Work instructions:
Give all the lines below again, exactly, with no pictures.

Materials provided:
+ + + + +

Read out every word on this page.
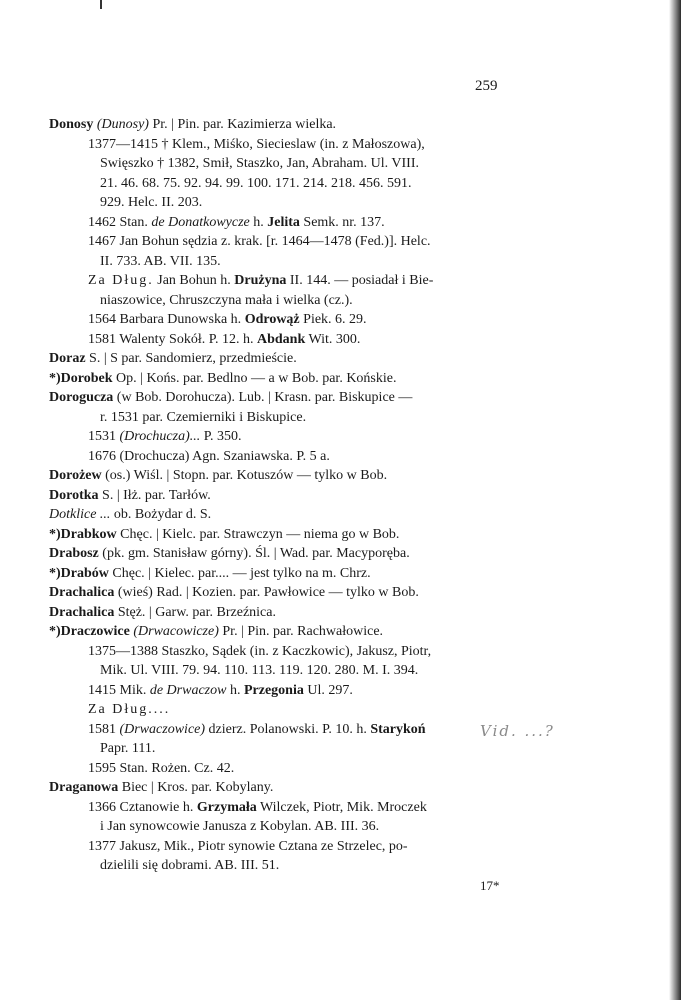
259
Donosy (Dunosy) Pr. | Pin. par. Kazimierza wielka.
1377—1415 † Klem., Miśko, Siecieslaw (in. z Małoszowa),
Swięszko † 1382, Smił, Staszko, Jan, Abraham. Ul. VIII.
21. 46. 68. 75. 92. 94. 99. 100. 171. 214. 218. 456. 591.
929. Helc. II. 203.
1462 Stan. de Donatkowycze h. Jelita Semk. nr. 137.
1467 Jan Bohun sędzia z. krak. [r. 1464—1478 (Fed.)]. Helc.
II. 733. AB. VII. 135.
Za Dług. Jan Bohun h. Drużyna II. 144. — posiadał i Bie-
niaszowice, Chruszczyna mała i wielka (cz.).
1564 Barbara Dunowska h. Odrowąż Piek. 6. 29.
1581 Walenty Sokół. P. 12. h. Abdank Wit. 300.
Doraz S. | S par. Sandomierz, przedmieście.
*)Dorobek Op. | Końs. par. Bedlno — a w Bob. par. Końskie.
Dorogucza (w Bob. Dorohucza). Lub. | Krasn. par. Biskupice —
r. 1531 par. Czemierniki i Biskupice.
1531 (Drochucza)... P. 350.
1676 (Drochucza) Agn. Szaniawska. P. 5 a.
Dorożew (os.) Wiśl. | Stopn. par. Kotuszów — tylko w Bob.
Dorotka S. | Iłż. par. Tarłów.
Dotklice ... ob. Bożydar d. S.
*)Drabkow Chęc. | Kielc. par. Strawczyn — niema go w Bob.
Drabosz (pk. gm. Stanisław górny). Śl. | Wad. par. Macyporęba.
*)Drabów Chęc. | Kielec. par.... — jest tylko na m. Chrz.
Drachalica (wieś) Rad. | Kozien. par. Pawłowice — tylko w Bob.
Drachalica Stęż. | Garw. par. Brzeźnica.
*)Draczowice (Drwacowicze) Pr. | Pin. par. Rachwałowice.
1375—1388 Staszko, Sądek (in. z Kaczkowic), Jakusz, Piotr,
Mik. Ul. VIII. 79. 94. 110. 113. 119. 120. 280. M. I. 394.
1415 Mik. de Drwaczow h. Przegonia Ul. 297.
Za Dług....
1581 (Drwaczowice) dzierz. Polanowski. P. 10. h. Starykoń
Papr. 111.
1595 Stan. Rożen. Cz. 42.
Draganowa Biec | Kros. par. Kobylany.
1366 Cztanowie h. Grzymała Wilczek, Piotr, Mik. Mroczek
i Jan synowcowie Janusza z Kobylan. AB. III. 36.
1377 Jakusz, Mik., Piotr synowie Cztana ze Strzelec, po-
dzielili się dobrami. AB. III. 51.
Vid. ...?
17*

+ + + + +

Result for this task:
Read out every word on this page.
259
Donosy (Dunosy) Pr. | Pin. par. Kazimierza wielka.
1377—1415 † Klem., Miśko, Siecieslaw (in. z Małoszowa),
Swięszko † 1382, Smił, Staszko, Jan, Abraham. Ul. VIII.
21. 46. 68. 75. 92. 94. 99. 100. 171. 214. 218. 456. 591.
929. Helc. II. 203.
1462 Stan. de Donatkowycze h. Jelita Semk. nr. 137.
1467 Jan Bohun sędzia z. krak. [r. 1464—1478 (Fed.)]. Helc.
II. 733. AB. VII. 135.
Za Dług. Jan Bohun h. Drużyna II. 144. — posiadał i Bie-
niaszowice, Chruszczyna mała i wielka (cz.).
1564 Barbara Dunowska h. Odrowąż Piek. 6. 29.
1581 Walenty Sokół. P. 12. h. Abdank Wit. 300.
Doraz S. | S par. Sandomierz, przedmieście.
*)Dorobek Op. | Końs. par. Bedlno — a w Bob. par. Końskie.
Dorogucza (w Bob. Dorohucza). Lub. | Krasn. par. Biskupice —
r. 1531 par. Czemierniki i Biskupice.
1531 (Drochucza)... P. 350.
1676 (Drochucza) Agn. Szaniawska. P. 5 a.
Dorożew (os.) Wiśl. | Stopn. par. Kotuszów — tylko w Bob.
Dorotka S. | Iłż. par. Tarłów.
Dotklice ... ob. Bożydar d. S.
*)Drabkow Chęc. | Kielc. par. Strawczyn — niema go w Bob.
Drabosz (pk. gm. Stanisław górny). Śl. | Wad. par. Macyporęba.
*)Drabów Chęc. | Kielec. par.... — jest tylko na m. Chrz.
Drachalica (wieś) Rad. | Kozien. par. Pawłowice — tylko w Bob.
Drachalica Stęż. | Garw. par. Brzeźnica.
*)Draczowice (Drwacowicze) Pr. | Pin. par. Rachwałowice.
1375—1388 Staszko, Sądek (in. z Kaczkowic), Jakusz, Piotr,
Mik. Ul. VIII. 79. 94. 110. 113. 119. 120. 280. M. I. 394.
1415 Mik. de Drwaczow h. Przegonia Ul. 297.
Za Dług....
1581 (Drwaczowice) dzierz. Polanowski. P. 10. h. Starykoń
Papr. 111.
1595 Stan. Rożen. Cz. 42.
Draganowa Biec | Kros. par. Kobylany.
1366 Cztanowie h. Grzymała Wilczek, Piotr, Mik. Mroczek
i Jan synowcowie Janusza z Kobylan. AB. III. 36.
1377 Jakusz, Mik., Piotr synowie Cztana ze Strzelec, po-
dzielili się dobrami. AB. III. 51.
Vid. ...?
17*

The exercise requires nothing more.